* _WORK INSTRUCTIONS_
Copy each line in the data that includes the word "реализации".

* _MATERIAL SUPPLIED_
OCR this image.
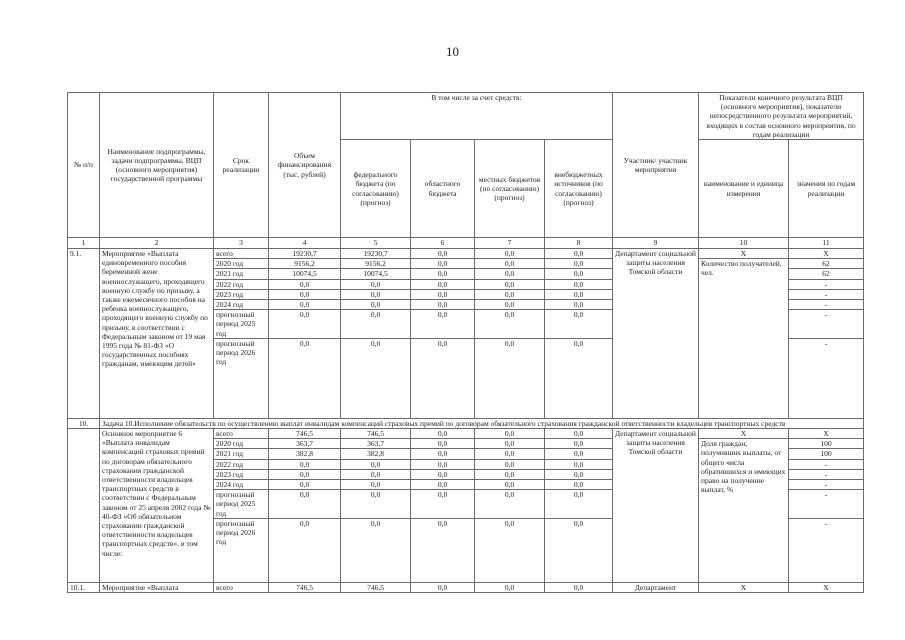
10
№ п/п	Наименование подпрограммы, задачи подпрограммы, ВЦП (основного мероприятия) государственной программы	Срок реализации	Объем финансирования (тыс. рублей)	В том числе за счет средств:				Участник/ участник мероприятия	Показатели конечного результата ВЦП (основного мероприятия), показатели непосредственного результата мероприятий, входящих в состав основного мероприятия, по годам реализации	
				федерального бюджета (по согласованию) (прогноз)	областного бюджета	местных бюджетов (по согласованию) (прогноз)	внебюджетных источников (по согласованию) (прогноз)		наименование и единица измерения	значения по годам реализации
1	2	3	4	5	6	7	8	9	10	11
9.1.	Мероприятие «Выплата единовременного пособия беременной жене военнослужащего, проходящего военную службу по призыву, а также ежемесячного пособия на ребенка военнослужащего, проходящего военную службу по призыву, в соответствии с Федеральным законом от 19 мая 1995 года № 81-ФЗ «О государственных пособиях гражданам, имеющим детей»	всего	19230,7	19230,7	0,0	0,0	0,0	Департамент социальной защиты населения Томской области	X	X
		2020 год	9156,2	9156,2	0,0	0,0	0,0		Количество получателей, чел.	62
		2021 год	10074,5	10074,5	0,0	0,0	0,0			62
		2022 год	0,0	0,0	0,0	0,0	0,0			-
		2023 год	0,0	0,0	0,0	0,0	0,0			-
		2024 год	0,0	0,0	0,0	0,0	0,0			-
		прогнозный период 2025 год	0,0	0,0	0,0	0,0	0,0			-
		прогнозный период 2026 год	0,0	0,0	0,0	0,0	0,0			-
10.	Задача 10.Исполнение обязательств по осуществлению выплат инвалидам компенсаций страховых премий по договорам обязательного страхования гражданской ответственности владельцев транспортных средств									
	Основное мероприятие 6 «Выплата инвалидам компенсаций страховых премий по договорам обязательного страхования гражданской ответственности владельцев транспортных средств в соответствии с Федеральным законом от 25 апреля 2002 года № 40-ФЗ «Об обязательном страховании гражданской ответственности владельцев транспортных средств», в том числе:	всего	746,5	746,5	0,0	0,0	0,0	Департамент социальной защиты населения Томской области	X	X
		2020 год	363,7	363,7	0,0	0,0	0,0		Доля граждан, получивших выплаты, от общего числа обратившихся и имеющих право на получение выплат, %	100
		2021 год	382,8	382,8	0,0	0,0	0,0			100
		2022 год	0,0	0,0	0,0	0,0	0,0			-
		2023 год	0,0	0,0	0,0	0,0	0,0			-
		2024 год	0,0	0,0	0,0	0,0	0,0			-
		прогнозный период 2025 год	0,0	0,0	0,0	0,0	0,0			-
		прогнозный период 2026 год	0,0	0,0	0,0	0,0	0,0			-
10.1.	Мероприятие «Выплата	всего	746,5	746,5	0,0	0,0	0,0	Департамент	X	X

* _COMPLETE ANSWER_
№ п/п	Наименование подпрограммы, задачи подпрограммы, ВЦП (основного мероприятия) государственной программы	Срок реализации	Объем финансирования (тыс. рублей)	В том числе за счет средств:				Участник/ участник мероприятия	Показатели конечного результата ВЦП (основного мероприятия), показатели непосредственного результата мероприятий, входящих в состав основного мероприятия, по годам реализации	
				федерального бюджета (по согласованию) (прогноз)	областного бюджета	местных бюджетов (по согласованию) (прогноз)	внебюджетных источников (по согласованию) (прогноз)		наименование и единица измерения	значения по годам реализации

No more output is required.